** Items from a dataset **
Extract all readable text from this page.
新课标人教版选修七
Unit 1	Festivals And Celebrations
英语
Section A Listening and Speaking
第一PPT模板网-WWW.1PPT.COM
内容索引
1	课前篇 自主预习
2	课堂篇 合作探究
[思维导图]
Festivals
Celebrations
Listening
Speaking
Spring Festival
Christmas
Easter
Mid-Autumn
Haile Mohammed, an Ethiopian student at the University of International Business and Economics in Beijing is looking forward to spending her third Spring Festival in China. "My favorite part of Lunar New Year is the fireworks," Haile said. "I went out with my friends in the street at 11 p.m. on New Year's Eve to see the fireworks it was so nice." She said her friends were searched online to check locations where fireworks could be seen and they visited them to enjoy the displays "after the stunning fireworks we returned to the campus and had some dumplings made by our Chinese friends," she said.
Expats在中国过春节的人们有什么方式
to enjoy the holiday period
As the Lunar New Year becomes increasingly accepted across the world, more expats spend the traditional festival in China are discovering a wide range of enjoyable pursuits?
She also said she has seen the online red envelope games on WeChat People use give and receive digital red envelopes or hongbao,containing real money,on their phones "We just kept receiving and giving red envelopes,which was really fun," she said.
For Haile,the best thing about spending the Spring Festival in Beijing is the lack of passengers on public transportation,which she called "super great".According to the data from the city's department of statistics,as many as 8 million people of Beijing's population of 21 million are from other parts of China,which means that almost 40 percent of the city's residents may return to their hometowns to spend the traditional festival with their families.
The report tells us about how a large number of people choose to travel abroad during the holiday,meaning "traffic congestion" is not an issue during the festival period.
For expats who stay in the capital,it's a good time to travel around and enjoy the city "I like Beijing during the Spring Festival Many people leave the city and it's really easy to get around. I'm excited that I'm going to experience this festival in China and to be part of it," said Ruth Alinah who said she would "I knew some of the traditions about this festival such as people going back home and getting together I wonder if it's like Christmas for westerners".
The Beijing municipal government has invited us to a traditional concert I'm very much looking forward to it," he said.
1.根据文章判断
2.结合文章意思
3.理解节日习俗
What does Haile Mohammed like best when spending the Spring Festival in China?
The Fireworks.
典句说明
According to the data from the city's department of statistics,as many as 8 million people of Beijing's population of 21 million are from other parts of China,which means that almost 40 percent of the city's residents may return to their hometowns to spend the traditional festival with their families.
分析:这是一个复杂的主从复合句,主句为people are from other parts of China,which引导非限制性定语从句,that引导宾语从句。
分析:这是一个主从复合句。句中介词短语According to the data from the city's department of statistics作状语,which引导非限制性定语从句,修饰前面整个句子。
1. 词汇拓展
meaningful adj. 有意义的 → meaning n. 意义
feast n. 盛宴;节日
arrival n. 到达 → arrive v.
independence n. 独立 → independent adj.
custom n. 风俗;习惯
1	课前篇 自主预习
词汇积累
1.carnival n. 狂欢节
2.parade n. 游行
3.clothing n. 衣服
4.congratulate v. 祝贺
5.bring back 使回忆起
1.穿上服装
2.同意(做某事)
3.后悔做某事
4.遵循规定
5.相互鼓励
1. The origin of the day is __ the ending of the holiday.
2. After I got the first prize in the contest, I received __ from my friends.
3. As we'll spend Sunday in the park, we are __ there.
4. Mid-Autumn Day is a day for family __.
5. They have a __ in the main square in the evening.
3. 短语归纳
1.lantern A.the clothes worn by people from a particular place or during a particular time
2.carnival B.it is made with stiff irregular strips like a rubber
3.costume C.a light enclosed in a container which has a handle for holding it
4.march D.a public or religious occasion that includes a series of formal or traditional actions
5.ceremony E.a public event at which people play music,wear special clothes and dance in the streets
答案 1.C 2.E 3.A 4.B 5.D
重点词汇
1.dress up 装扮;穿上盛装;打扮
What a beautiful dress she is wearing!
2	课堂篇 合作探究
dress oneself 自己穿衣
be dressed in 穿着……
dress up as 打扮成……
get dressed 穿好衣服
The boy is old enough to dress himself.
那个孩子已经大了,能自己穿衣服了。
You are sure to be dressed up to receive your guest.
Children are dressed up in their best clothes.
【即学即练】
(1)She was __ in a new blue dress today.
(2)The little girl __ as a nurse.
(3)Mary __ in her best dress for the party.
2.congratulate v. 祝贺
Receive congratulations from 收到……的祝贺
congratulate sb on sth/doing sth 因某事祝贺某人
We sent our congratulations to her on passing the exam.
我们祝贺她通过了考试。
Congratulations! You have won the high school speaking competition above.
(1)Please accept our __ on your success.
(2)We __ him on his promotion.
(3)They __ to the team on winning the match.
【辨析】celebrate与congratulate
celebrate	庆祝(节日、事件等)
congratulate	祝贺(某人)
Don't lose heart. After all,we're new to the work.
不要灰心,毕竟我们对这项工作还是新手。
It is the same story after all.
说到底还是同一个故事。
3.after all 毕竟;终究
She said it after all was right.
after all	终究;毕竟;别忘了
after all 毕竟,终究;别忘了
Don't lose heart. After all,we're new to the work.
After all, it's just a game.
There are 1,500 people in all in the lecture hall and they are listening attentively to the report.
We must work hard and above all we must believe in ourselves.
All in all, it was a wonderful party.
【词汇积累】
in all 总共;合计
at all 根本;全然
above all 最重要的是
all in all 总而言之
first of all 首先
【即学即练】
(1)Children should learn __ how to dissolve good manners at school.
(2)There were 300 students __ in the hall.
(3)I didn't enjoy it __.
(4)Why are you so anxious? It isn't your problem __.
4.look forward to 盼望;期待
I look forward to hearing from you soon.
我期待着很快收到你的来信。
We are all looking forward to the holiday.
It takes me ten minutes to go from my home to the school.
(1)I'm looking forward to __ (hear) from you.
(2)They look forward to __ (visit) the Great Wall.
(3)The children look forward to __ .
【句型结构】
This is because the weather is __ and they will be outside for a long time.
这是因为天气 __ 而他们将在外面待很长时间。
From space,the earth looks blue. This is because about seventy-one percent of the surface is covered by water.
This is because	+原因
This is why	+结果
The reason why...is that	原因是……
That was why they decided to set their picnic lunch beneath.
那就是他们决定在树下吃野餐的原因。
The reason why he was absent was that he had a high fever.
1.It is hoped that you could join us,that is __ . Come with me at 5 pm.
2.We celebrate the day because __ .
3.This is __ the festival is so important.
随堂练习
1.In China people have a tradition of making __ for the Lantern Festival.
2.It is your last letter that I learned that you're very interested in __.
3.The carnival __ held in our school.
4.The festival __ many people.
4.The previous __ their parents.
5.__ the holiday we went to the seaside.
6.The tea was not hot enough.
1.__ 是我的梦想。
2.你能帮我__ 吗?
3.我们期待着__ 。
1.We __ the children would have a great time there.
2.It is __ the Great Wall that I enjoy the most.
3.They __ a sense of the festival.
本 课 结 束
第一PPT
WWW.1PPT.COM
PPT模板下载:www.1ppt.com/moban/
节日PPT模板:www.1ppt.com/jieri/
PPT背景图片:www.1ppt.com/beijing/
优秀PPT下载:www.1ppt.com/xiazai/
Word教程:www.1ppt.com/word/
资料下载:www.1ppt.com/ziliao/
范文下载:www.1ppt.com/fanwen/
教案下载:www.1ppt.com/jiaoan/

** What is asked **
From the entries above, collect every line with the string "Christmas" in it.

** Exercise result **
Christmas
For expats who stay in the capital,it's a good time to travel around and enjoy the city "I like Beijing during the Spring Festival Many people leave the city and it's really easy to get around. I'm excited that I'm going to experience this festival in China and to be part of it," said Ruth Alinah who said she would "I knew some of the traditions about this festival such as people going back home and getting together I wonder if it's like Christmas for westerners".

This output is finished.